* **Aim**
In the piece on Trump's rhetoric and deterrence, what does responding proportionally turn war into?

* **Extract provided**
○ ○ ○ ○ ○ ○ ○

The obsession with Trump’s vocabulary is a distraction from the brutal efficiency of credible deterrence. We’ve been conditioned to believe that diplomacy must be wrapped in the sterile, boring language of a Davos white paper. We think that if we use enough multisyllabic words and sign enough non-binding accords, the bad actors will go home.
That is a fantasy. It is a dangerous, expensive fantasy that gets pilots shot down and keeps regional shadows lengthening.
The Myth of the "Measured Response"
For decades, the foreign policy establishment—the "Blob"—has championed the idea of the "measured response." The theory goes like this: if an adversary attacks, you respond with exactly enough force to signal displeasure, but not enough to "escalate."
It sounds logical in a seminar room. In the real world, it is an invitation to be bled dry. When you respond proportionally, you tell your enemy exactly what the cost of doing business is. You turn war into a subscription service.
Trump’s use of profanity isn't a lapse in judgment; it is a tactical application of the Madman Theory. By using language that suggests he is unhinged and willing to overreact, he creates an environment of radical uncertainty.
In game theory, specifically when looking at the Nash Equilibrium, if your opponent knows you are a "rational actor" who will always follow a predictable, measured path, they can calculate exactly how much they can get away with. They will push right up to the line, every single time.
But when the guy on the other side of the table starts screaming about "f***ing blowing things up," the math changes. The adversary can no longer calculate the risk. And when the risk becomes incalculable, the adversary stops moving.
The Aviator Rescue and the Failure of Secrecy
The recent details regarding the rescue of a U.S. aviator are being treated by the press as a separate, heroic "human interest" story. It’s a mistake to decouple the rescue from the rhetoric.
In the old world, we kept these details quiet to "preserve options." We didn't want to embarrass the host nation or the adversary. We wanted to keep the door open for "back-channeling."
This is the "lazy consensus" of the intelligence community: that quiet competence is always superior to loud dominance. I’ve watched agencies spend years building "partnerships" with regimes that are actively funding the militias shooting at our planes. We prioritize the process of diplomacy over the objective of security.
Trump’s decision to broadcast strength—and threats—simultaneously with these operations is a disruption of the "secret squirrel" culture that has failed to prevent Iranian hegemony in the Middle East. It’s a signal that the era of the "shadow war" is over, or at least, that the U.S. is no longer willing to pretend it isn't happening.
Why the Middle East Understands This Better Than DC
Western journalists view a "threat" as a failure of policy. In the Middle East, a threat is the fundamental unit of political currency.

○ ○ ○ ○ ○ ○ ○

* **Dataset content**

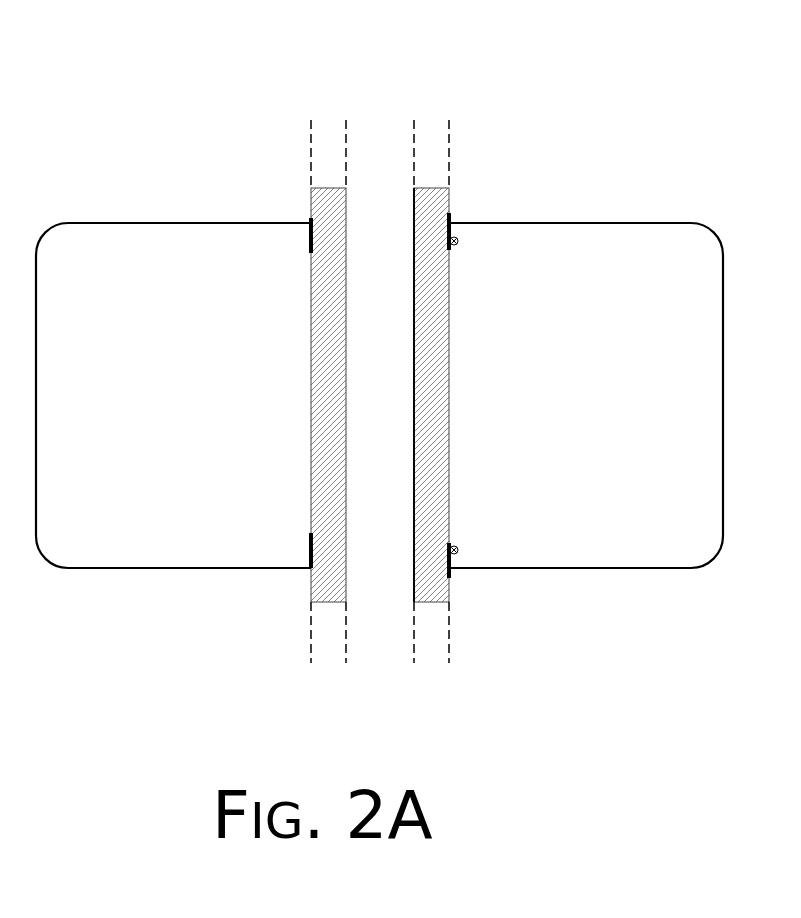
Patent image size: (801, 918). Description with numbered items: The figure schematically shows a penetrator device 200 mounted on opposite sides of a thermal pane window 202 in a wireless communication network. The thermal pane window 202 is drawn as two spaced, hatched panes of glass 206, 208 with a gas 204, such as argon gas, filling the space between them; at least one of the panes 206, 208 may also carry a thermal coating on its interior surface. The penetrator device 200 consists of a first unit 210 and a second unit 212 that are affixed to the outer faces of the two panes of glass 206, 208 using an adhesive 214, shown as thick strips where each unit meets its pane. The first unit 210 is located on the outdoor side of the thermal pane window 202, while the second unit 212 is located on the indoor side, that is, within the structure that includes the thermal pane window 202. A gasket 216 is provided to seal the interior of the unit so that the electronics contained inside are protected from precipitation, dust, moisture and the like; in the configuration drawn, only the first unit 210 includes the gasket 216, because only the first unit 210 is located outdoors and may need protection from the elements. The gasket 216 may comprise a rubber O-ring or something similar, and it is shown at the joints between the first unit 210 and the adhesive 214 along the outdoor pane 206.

The penetrator device 200 is at (690, 196).
The thermal pane window 202 is at (293, 105).
The gas 204 is at (380, 395).
The pane of glass 206 is at (447, 208).
The pane of glass 208 is at (316, 206).
The first unit 210 is at (586, 395).
The second unit 212 is at (173, 395).
The adhesive 214 is at (503, 243).
The gasket 216 is at (458, 250).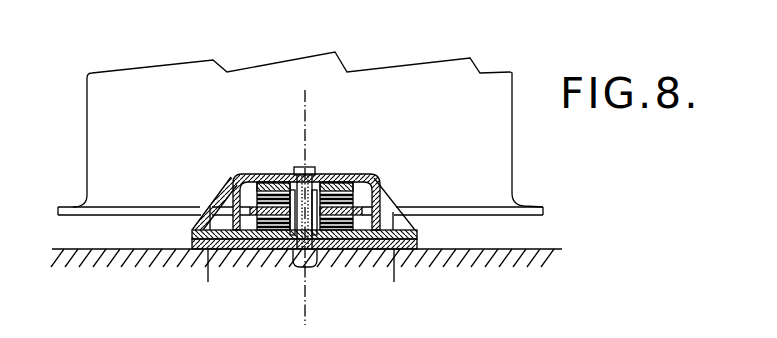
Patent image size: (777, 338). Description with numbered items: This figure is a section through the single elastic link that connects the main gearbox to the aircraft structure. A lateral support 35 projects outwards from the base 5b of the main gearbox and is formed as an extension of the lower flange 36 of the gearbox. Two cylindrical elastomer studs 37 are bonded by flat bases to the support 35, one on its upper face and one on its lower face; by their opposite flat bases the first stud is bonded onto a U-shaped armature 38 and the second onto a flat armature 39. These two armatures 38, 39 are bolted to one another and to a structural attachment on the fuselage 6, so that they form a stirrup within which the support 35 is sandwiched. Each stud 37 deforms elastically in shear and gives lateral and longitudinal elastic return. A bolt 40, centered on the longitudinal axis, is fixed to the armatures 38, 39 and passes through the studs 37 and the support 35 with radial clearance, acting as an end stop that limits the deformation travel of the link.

The base of the main gearbox 5b is at (498, 158).
The fuselage 6 is at (467, 258).
The lateral support 35 is at (262, 240).
The lower flange of the main gearbox 36 is at (523, 210).
The cylindrical elastomer studs 37 is at (338, 181).
The U-shaped armature 38 is at (267, 176).
The flat armature 39 is at (319, 246).
The bolt 40 is at (297, 167).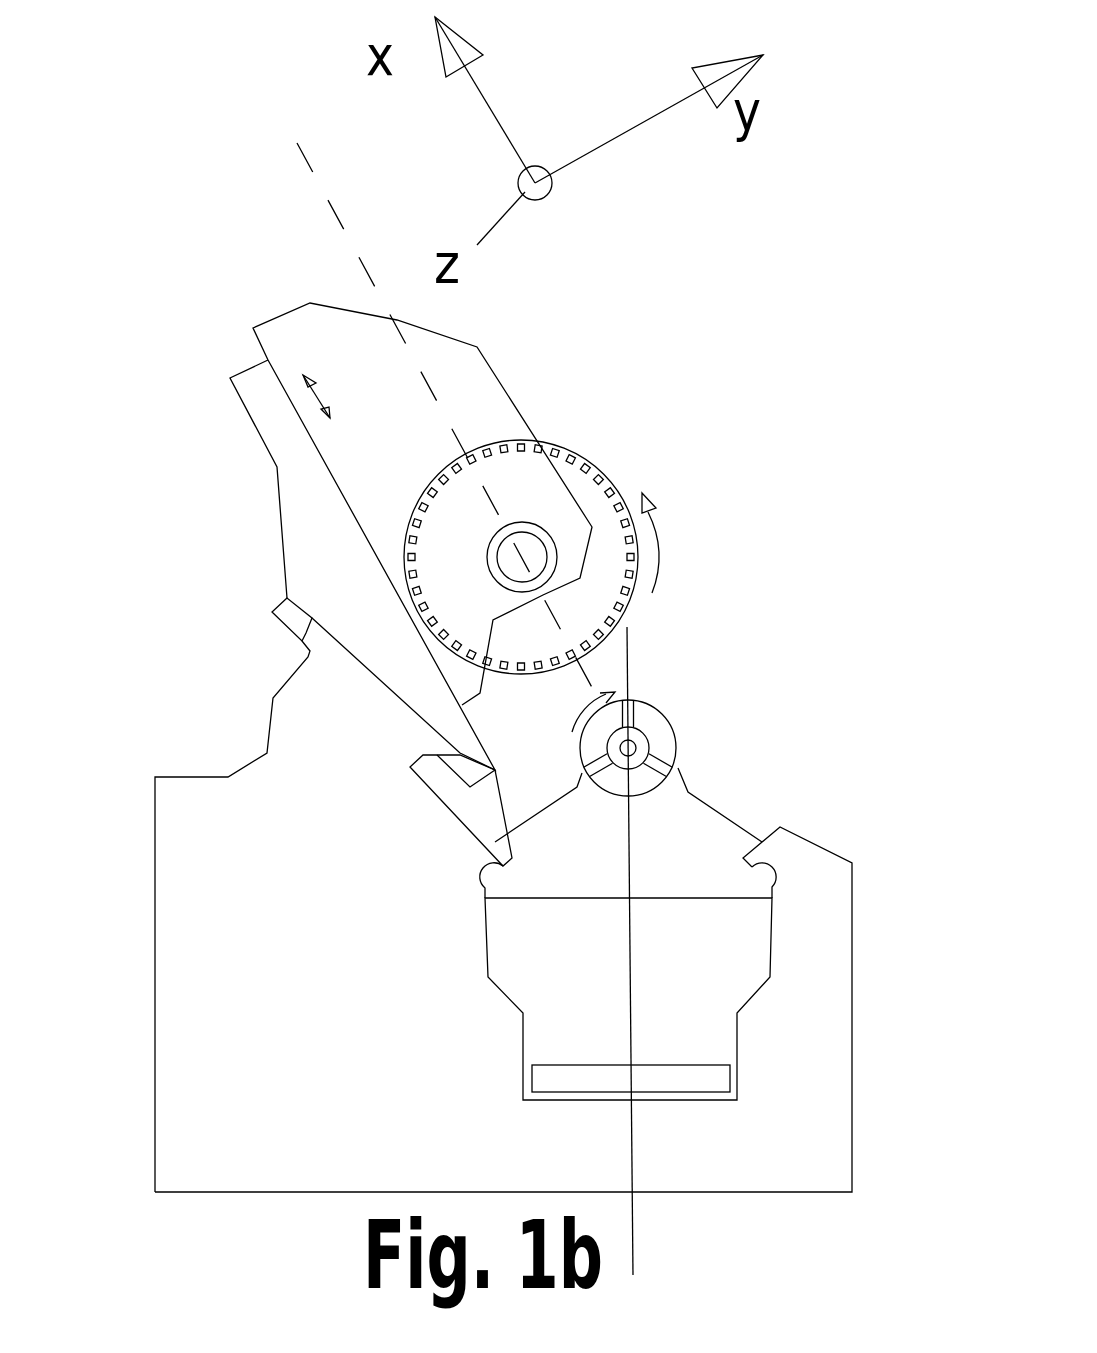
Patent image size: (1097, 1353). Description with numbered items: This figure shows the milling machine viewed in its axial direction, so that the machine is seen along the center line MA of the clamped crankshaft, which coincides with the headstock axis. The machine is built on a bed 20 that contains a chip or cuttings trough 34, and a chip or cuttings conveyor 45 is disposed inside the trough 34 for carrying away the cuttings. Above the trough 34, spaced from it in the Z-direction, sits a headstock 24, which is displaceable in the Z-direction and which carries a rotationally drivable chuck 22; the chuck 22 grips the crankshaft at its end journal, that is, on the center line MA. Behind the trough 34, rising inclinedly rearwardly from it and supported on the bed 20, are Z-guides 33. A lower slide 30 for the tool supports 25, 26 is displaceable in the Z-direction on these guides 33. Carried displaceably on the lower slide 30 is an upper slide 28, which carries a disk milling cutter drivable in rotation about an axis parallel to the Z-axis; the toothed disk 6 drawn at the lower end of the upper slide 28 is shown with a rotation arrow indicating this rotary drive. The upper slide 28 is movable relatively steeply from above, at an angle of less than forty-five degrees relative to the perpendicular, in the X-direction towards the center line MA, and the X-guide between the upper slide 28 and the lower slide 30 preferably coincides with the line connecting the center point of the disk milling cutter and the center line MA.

○ ○ ○ ○ ○ ○ ○

* **Answer**
A subscription service.